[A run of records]

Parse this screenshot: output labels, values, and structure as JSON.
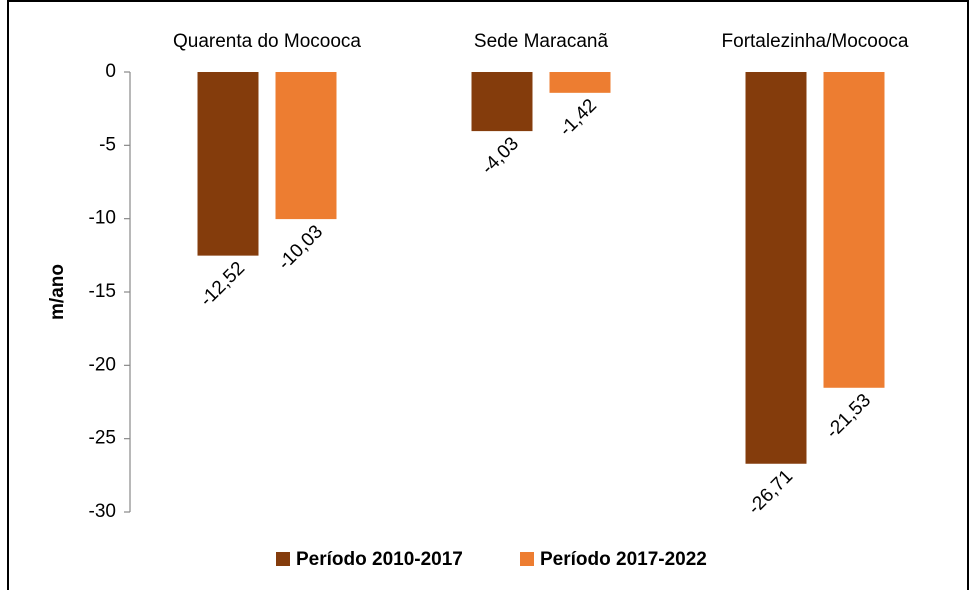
{
  "chart_data": {
    "type": "bar",
    "categories": [
      "Quarenta do Mocooca",
      "Sede Maracanã",
      "Fortalezinha/Mocooca"
    ],
    "series": [
      {
        "name": "Período 2010-2017",
        "color": "#843C0C",
        "values": [
          -12.52,
          -4.03,
          -26.71
        ],
        "value_labels": [
          "-12,52",
          "-4,03",
          "-26,71"
        ]
      },
      {
        "name": "Período 2017-2022",
        "color": "#ED7D31",
        "values": [
          -10.03,
          -1.42,
          -21.53
        ],
        "value_labels": [
          "-10,03",
          "-1,42",
          "-21,53"
        ]
      }
    ],
    "ylabel": "m/ano",
    "ylim": [
      -30,
      0
    ],
    "yticks": [
      0,
      -5,
      -10,
      -15,
      -20,
      -25,
      -30
    ],
    "legend": "bottom"
  }
}
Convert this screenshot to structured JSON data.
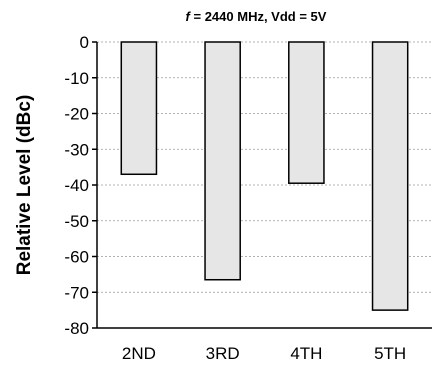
{
  "chart_data": {
    "type": "bar",
    "title_italic": "f",
    "title_rest": " = 2440 MHz, Vdd = 5V",
    "ylabel": "Relative Level (dBc)",
    "xlabel": "",
    "categories": [
      "2ND",
      "3RD",
      "4TH",
      "5TH"
    ],
    "values": [
      -37,
      -66.5,
      -39.5,
      -75
    ],
    "ylim": [
      -80,
      0
    ],
    "yticks": [
      0,
      -10,
      -20,
      -30,
      -40,
      -50,
      -60,
      -70,
      -80
    ],
    "grid": true,
    "legend": "none",
    "bar_color": "#e6e6e6"
  }
}
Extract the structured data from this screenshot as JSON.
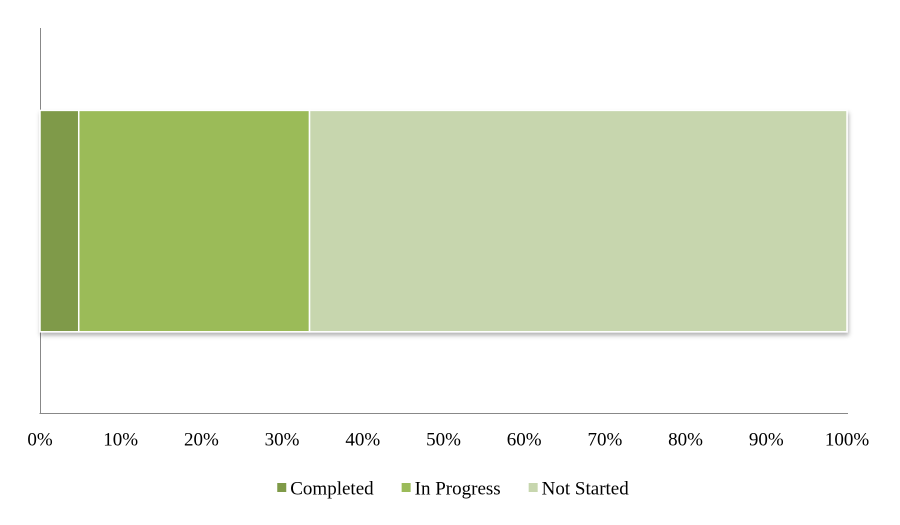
{
  "chart_data": {
    "type": "bar",
    "orientation": "horizontal",
    "stacked": true,
    "categories": [
      null
    ],
    "series": [
      {
        "name": "Completed",
        "color": "#7f9a48",
        "values": [
          4.8
        ]
      },
      {
        "name": "In Progress",
        "color": "#9bbb59",
        "values": [
          28.6
        ]
      },
      {
        "name": "Not Started",
        "color": "#c7d6ae",
        "values": [
          66.6
        ]
      }
    ],
    "xlim": [
      0,
      100
    ],
    "xticks": [
      {
        "value": 0,
        "label": "0%"
      },
      {
        "value": 10,
        "label": "10%"
      },
      {
        "value": 20,
        "label": "20%"
      },
      {
        "value": 30,
        "label": "30%"
      },
      {
        "value": 40,
        "label": "40%"
      },
      {
        "value": 50,
        "label": "50%"
      },
      {
        "value": 60,
        "label": "60%"
      },
      {
        "value": 70,
        "label": "70%"
      },
      {
        "value": 80,
        "label": "80%"
      },
      {
        "value": 90,
        "label": "90%"
      },
      {
        "value": 100,
        "label": "100%"
      }
    ],
    "grid": false,
    "legend": "bottom"
  }
}
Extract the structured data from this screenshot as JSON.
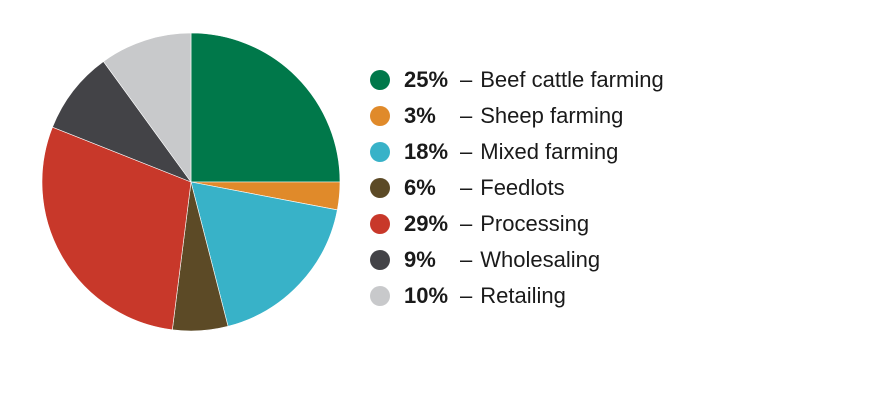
{
  "chart_data": {
    "type": "pie",
    "title": "",
    "categories": [
      "Beef cattle farming",
      "Sheep farming",
      "Mixed farming",
      "Feedlots",
      "Processing",
      "Wholesaling",
      "Retailing"
    ],
    "values": [
      25,
      3,
      18,
      6,
      29,
      9,
      10
    ],
    "labels": [
      "25%",
      "3%",
      "18%",
      "6%",
      "29%",
      "9%",
      "10%"
    ],
    "colors": [
      "#00784a",
      "#e08a2a",
      "#38b2c8",
      "#5c4a26",
      "#c8382a",
      "#434347",
      "#c8c9cb"
    ],
    "dash": "–",
    "legend_position": "right",
    "start_angle": "12 o'clock",
    "direction": "clockwise"
  }
}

Short task — Extract all the entries word for word; omit any pictures.

Exercise result —
Parse this screenshot: output labels, values, and structure as JSON.
{
  "chart_data": {
    "type": "bar",
    "categories": [
      "Quarenta do Mocooca",
      "Sede Maracanã",
      "Fortalezinha/Mocooca"
    ],
    "series": [
      {
        "name": "Período 2010-2017",
        "color": "#843C0C",
        "values": [
          -12.52,
          -4.03,
          -26.71
        ],
        "value_labels": [
          "-12,52",
          "-4,03",
          "-26,71"
        ]
      },
      {
        "name": "Período 2017-2022",
        "color": "#ED7D31",
        "values": [
          -10.03,
          -1.42,
          -21.53
        ],
        "value_labels": [
          "-10,03",
          "-1,42",
          "-21,53"
        ]
      }
    ],
    "ylabel": "m/ano",
    "ylim": [
      -30,
      0
    ],
    "yticks": [
      0,
      -5,
      -10,
      -15,
      -20,
      -25,
      -30
    ],
    "legend": "bottom"
  }
}
Convert this screenshot to structured JSON data.
{
  "chart_data": {
    "type": "bar",
    "title_italic": "f",
    "title_rest": " = 2440 MHz, Vdd = 5V",
    "ylabel": "Relative Level (dBc)",
    "xlabel": "",
    "categories": [
      "2ND",
      "3RD",
      "4TH",
      "5TH"
    ],
    "values": [
      -37,
      -66.5,
      -39.5,
      -75
    ],
    "ylim": [
      -80,
      0
    ],
    "yticks": [
      0,
      -10,
      -20,
      -30,
      -40,
      -50,
      -60,
      -70,
      -80
    ],
    "grid": true,
    "legend": "none",
    "bar_color": "#e6e6e6"
  }
}
Extract the structured data from this screenshot as JSON.
{
  "chart_data": {
    "type": "bar",
    "orientation": "horizontal",
    "stacked": true,
    "categories": [
      null
    ],
    "series": [
      {
        "name": "Completed",
        "color": "#7f9a48",
        "values": [
          4.8
        ]
      },
      {
        "name": "In Progress",
        "color": "#9bbb59",
        "values": [
          28.6
        ]
      },
      {
        "name": "Not Started",
        "color": "#c7d6ae",
        "values": [
          66.6
        ]
      }
    ],
    "xlim": [
      0,
      100
    ],
    "xticks": [
      {
        "value": 0,
        "label": "0%"
      },
      {
        "value": 10,
        "label": "10%"
      },
      {
        "value": 20,
        "label": "20%"
      },
      {
        "value": 30,
        "label": "30%"
      },
      {
        "value": 40,
        "label": "40%"
      },
      {
        "value": 50,
        "label": "50%"
      },
      {
        "value": 60,
        "label": "60%"
      },
      {
        "value": 70,
        "label": "70%"
      },
      {
        "value": 80,
        "label": "80%"
      },
      {
        "value": 90,
        "label": "90%"
      },
      {
        "value": 100,
        "label": "100%"
      }
    ],
    "grid": false,
    "legend": "bottom"
  }
}
Extract the structured data from this screenshot as JSON.
{
  "chart_data": {
    "type": "pie",
    "title": "",
    "categories": [
      "Beef cattle farming",
      "Sheep farming",
      "Mixed farming",
      "Feedlots",
      "Processing",
      "Wholesaling",
      "Retailing"
    ],
    "values": [
      25,
      3,
      18,
      6,
      29,
      9,
      10
    ],
    "labels": [
      "25%",
      "3%",
      "18%",
      "6%",
      "29%",
      "9%",
      "10%"
    ],
    "colors": [
      "#00784a",
      "#e08a2a",
      "#38b2c8",
      "#5c4a26",
      "#c8382a",
      "#434347",
      "#c8c9cb"
    ],
    "dash": "–",
    "legend_position": "right",
    "start_angle": "12 o'clock",
    "direction": "clockwise"
  }
}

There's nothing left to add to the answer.